■ Extracted text ■
Content starts

- Type: Formation
- Overlies: Mule Spring Limestone

Lithology
- Primary: Shale
- Other: Clay, Mudstone, Limestone, Siltstone

Location
- Region: California
- Country: United States

= Monola Formation =

Geologic formation in California

The Monola Formation is a geologic formation in California. It preserves fossils dating back to the Cambrian period.

== Geology ==
The Monola Formation is primarily composed of siliceous shales, and greyish-black clay shale, and calcareous siltstone. In parts of the siliceous shale, there are occasional layers of lime mudstone and bioclastic limestone.

== Paleobiota ==
The Monola Limestone contains a small collection of trilobites, like Glosopleura and Alokistocare.

Content ends

■ Data for analysis ■
Content starts

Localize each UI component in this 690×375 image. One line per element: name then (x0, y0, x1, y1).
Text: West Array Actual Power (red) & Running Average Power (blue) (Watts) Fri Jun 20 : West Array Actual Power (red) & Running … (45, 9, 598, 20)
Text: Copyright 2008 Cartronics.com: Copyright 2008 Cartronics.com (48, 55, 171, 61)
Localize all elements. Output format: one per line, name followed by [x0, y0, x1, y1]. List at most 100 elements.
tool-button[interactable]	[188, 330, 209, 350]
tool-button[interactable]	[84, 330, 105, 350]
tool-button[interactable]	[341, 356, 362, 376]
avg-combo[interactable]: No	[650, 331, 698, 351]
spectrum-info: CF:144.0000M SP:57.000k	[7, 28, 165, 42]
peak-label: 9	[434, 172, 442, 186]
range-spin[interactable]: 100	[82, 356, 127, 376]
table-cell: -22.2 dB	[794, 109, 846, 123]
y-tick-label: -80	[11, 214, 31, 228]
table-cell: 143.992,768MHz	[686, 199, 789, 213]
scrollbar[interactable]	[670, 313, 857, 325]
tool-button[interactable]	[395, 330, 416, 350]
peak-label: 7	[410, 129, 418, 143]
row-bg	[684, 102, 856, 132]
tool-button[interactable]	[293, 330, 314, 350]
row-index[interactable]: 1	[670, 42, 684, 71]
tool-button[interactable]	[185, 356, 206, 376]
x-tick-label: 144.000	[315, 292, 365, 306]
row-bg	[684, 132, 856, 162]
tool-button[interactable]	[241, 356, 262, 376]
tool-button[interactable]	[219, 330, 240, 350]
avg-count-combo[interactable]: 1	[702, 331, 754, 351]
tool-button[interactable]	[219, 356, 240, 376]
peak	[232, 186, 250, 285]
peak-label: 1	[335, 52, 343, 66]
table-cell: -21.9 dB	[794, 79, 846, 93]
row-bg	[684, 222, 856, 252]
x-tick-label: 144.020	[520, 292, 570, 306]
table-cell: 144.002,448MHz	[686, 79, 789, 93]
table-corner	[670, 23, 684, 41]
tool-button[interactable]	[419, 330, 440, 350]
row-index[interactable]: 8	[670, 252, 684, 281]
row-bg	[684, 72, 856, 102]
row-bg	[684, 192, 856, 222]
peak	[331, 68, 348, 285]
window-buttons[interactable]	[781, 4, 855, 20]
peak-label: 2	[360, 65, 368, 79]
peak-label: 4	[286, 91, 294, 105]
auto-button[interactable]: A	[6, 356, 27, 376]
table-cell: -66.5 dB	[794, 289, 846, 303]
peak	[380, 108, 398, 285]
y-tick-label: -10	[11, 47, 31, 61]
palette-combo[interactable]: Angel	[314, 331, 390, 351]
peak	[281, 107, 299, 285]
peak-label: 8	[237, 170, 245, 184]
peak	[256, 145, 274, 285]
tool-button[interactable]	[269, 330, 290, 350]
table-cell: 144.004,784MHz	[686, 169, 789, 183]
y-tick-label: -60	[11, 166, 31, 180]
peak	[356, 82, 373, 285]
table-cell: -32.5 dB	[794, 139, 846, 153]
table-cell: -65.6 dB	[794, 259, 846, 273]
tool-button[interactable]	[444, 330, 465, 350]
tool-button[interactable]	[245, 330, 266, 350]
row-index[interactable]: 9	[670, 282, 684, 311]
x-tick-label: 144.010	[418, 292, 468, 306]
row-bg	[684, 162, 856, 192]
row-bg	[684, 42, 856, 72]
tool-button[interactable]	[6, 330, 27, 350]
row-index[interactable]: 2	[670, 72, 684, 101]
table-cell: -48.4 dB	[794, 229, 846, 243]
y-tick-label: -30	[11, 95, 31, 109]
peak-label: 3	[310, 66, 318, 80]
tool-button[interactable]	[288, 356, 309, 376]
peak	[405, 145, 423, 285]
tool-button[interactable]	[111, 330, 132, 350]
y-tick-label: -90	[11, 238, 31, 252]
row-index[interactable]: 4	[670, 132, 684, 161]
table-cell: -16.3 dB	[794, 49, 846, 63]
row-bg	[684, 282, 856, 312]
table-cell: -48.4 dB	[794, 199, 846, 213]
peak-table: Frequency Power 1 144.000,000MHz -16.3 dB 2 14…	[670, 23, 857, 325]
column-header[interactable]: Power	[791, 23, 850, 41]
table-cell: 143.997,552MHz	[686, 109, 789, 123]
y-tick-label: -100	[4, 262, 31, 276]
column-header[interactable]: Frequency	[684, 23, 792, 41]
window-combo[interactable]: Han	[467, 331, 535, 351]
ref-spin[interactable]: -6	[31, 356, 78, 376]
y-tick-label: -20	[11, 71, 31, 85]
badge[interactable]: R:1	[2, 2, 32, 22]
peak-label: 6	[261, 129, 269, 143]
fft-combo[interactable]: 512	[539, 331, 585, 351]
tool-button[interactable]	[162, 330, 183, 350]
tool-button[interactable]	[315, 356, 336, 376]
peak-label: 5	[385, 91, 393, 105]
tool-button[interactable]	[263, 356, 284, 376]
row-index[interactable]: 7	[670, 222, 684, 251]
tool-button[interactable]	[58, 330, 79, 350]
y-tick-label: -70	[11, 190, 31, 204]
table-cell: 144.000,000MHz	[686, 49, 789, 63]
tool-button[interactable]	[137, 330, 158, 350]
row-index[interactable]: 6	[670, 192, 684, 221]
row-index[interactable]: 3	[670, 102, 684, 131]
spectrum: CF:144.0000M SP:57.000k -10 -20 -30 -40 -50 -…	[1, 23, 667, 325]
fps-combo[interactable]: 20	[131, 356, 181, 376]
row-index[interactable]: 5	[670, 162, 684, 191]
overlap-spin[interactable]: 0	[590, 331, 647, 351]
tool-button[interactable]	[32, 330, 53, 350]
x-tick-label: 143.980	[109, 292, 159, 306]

Content ends

■ Problem A ■
Translate this sentence from the article on the Monola Formation into Spanish: "In parts of the siliceous shale, there are occasional layers of lime mudstone and bioclastic limestone."
■ Problem B ■
List every rock type that the article on the Monola Formation gives under "Other" in its lithology.
■ Problem C ■
According to the article on the Monola Formation, which unit does the formation overlie?
The lines are separate material and have nothing to do with the article on the Monola Formation.

■ Result A ■
En partes de la lutita silícea hay capas ocasionales de lodolita calcárea y caliza bioclástica.

■ Result B ■
Clay, Mudstone, Limestone, Siltstone

■ Result C ■
The Mule Spring Limestone.